*Task description:*
Within the listing below, locate all lines containing the word "axis". Copy each one.

======== Provided data

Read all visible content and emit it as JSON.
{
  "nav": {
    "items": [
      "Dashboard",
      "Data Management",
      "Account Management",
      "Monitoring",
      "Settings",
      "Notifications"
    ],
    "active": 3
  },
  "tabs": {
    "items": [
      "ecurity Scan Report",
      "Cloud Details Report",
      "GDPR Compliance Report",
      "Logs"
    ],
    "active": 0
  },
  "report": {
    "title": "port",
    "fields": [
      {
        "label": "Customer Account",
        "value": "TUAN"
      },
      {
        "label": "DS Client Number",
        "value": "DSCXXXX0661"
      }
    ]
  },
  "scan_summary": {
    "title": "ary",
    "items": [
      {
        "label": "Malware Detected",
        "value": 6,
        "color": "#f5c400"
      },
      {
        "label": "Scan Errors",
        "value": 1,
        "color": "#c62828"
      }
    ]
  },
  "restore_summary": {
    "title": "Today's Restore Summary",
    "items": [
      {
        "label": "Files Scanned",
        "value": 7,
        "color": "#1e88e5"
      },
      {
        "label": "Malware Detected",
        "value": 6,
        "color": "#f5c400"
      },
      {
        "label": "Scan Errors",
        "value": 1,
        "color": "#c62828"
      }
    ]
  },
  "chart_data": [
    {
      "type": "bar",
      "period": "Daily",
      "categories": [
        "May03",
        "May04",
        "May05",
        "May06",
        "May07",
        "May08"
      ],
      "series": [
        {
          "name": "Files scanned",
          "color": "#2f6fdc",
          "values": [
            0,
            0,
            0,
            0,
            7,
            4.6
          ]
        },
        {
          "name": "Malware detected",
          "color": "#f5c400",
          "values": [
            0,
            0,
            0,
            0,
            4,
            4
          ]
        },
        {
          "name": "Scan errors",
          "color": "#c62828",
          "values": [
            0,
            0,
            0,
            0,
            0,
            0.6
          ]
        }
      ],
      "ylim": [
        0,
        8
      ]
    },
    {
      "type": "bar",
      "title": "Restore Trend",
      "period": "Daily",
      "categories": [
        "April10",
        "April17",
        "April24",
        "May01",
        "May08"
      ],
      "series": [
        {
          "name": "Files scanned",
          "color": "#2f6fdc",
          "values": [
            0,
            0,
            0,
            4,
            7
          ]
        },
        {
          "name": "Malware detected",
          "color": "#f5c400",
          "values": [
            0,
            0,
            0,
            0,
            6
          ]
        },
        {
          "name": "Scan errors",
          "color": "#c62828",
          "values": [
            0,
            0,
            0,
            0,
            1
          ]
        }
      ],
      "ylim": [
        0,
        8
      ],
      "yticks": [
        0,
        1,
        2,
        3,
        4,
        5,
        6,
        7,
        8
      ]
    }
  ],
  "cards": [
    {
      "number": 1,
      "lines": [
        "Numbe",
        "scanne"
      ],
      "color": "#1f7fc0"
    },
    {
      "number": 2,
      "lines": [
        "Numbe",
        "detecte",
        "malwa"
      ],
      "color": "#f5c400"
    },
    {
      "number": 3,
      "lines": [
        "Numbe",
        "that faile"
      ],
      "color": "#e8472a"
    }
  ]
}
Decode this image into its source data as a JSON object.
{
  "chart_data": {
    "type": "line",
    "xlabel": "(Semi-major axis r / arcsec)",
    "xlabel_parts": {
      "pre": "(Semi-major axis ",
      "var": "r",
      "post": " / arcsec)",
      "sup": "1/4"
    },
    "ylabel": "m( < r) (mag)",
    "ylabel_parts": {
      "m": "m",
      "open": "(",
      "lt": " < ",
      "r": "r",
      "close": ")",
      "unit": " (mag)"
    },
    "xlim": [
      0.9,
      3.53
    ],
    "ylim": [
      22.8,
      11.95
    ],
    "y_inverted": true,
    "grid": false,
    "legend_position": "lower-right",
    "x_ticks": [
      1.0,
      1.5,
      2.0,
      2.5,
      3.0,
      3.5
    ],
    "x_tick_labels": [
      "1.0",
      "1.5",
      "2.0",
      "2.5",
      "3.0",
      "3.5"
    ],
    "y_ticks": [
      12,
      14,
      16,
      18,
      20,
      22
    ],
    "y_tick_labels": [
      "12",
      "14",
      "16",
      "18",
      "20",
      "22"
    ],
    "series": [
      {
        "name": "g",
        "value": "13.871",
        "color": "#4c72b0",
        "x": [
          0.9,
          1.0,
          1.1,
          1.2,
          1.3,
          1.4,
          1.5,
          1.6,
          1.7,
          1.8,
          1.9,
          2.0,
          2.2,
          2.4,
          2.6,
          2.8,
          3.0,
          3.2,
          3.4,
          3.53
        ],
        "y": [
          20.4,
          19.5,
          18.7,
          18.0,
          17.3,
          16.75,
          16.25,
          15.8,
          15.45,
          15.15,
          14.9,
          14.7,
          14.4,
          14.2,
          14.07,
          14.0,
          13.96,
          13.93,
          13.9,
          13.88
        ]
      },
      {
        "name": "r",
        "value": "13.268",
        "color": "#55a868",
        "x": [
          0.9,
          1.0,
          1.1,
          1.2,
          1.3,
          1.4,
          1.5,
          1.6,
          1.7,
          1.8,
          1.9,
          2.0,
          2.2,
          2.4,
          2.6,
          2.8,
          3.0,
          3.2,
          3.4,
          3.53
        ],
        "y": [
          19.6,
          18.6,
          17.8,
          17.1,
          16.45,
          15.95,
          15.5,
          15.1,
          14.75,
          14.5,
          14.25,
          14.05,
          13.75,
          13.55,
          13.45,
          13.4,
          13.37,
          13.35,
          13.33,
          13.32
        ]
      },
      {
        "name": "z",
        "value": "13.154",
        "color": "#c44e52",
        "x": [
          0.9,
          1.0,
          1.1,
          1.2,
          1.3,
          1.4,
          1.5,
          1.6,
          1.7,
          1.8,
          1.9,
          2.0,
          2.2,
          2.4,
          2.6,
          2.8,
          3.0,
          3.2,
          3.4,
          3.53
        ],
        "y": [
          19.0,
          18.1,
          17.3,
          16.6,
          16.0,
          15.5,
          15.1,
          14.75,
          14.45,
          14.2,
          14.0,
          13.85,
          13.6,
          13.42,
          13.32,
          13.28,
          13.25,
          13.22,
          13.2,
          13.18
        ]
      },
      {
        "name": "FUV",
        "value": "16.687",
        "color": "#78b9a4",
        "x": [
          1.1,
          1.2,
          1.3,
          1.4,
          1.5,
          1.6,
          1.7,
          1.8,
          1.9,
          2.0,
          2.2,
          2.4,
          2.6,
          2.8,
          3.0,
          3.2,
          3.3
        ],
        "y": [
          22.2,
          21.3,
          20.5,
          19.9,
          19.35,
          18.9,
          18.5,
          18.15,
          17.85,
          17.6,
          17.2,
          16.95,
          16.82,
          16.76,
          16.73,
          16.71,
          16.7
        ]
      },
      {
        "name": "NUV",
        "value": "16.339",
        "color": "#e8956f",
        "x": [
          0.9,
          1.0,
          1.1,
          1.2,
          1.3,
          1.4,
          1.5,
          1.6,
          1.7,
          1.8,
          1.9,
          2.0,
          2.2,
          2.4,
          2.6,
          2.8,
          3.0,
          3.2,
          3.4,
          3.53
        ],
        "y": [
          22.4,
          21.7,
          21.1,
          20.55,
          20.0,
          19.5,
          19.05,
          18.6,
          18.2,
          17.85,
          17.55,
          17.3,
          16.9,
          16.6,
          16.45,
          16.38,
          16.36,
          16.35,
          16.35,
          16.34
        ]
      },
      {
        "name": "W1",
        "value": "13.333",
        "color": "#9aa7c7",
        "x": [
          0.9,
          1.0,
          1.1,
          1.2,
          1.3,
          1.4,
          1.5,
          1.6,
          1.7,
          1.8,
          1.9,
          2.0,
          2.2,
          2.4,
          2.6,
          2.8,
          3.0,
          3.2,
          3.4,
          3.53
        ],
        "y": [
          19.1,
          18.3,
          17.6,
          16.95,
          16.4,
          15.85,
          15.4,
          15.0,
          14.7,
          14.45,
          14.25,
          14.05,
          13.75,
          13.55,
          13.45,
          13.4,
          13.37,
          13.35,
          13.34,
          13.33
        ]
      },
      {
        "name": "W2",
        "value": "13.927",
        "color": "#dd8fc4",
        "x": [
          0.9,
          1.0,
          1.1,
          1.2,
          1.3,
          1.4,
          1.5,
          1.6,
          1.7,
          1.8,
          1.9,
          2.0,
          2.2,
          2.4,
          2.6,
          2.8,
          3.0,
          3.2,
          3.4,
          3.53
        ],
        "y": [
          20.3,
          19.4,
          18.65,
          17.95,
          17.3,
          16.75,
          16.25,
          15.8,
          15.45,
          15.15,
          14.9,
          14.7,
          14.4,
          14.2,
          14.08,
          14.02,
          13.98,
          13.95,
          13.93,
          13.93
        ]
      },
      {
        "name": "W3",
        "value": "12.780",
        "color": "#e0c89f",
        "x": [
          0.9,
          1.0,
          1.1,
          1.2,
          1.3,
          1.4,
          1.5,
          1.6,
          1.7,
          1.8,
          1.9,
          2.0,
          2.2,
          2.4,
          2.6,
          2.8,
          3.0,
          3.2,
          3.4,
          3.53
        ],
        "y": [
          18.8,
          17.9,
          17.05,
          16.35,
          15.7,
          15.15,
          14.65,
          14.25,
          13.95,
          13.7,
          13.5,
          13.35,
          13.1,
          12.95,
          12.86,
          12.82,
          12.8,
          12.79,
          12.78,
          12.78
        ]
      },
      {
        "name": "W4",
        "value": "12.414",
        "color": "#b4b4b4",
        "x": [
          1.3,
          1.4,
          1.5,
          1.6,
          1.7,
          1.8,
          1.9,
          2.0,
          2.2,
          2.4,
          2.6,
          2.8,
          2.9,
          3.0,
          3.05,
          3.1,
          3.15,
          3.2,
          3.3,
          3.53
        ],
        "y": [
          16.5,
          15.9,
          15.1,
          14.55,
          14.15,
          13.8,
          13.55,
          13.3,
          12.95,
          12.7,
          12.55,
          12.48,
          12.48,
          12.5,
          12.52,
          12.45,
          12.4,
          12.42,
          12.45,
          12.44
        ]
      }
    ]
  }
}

================

*Reply:*
    "xlabel": "(Semi-major axis r / arcsec)",
      "pre": "(Semi-major axis ",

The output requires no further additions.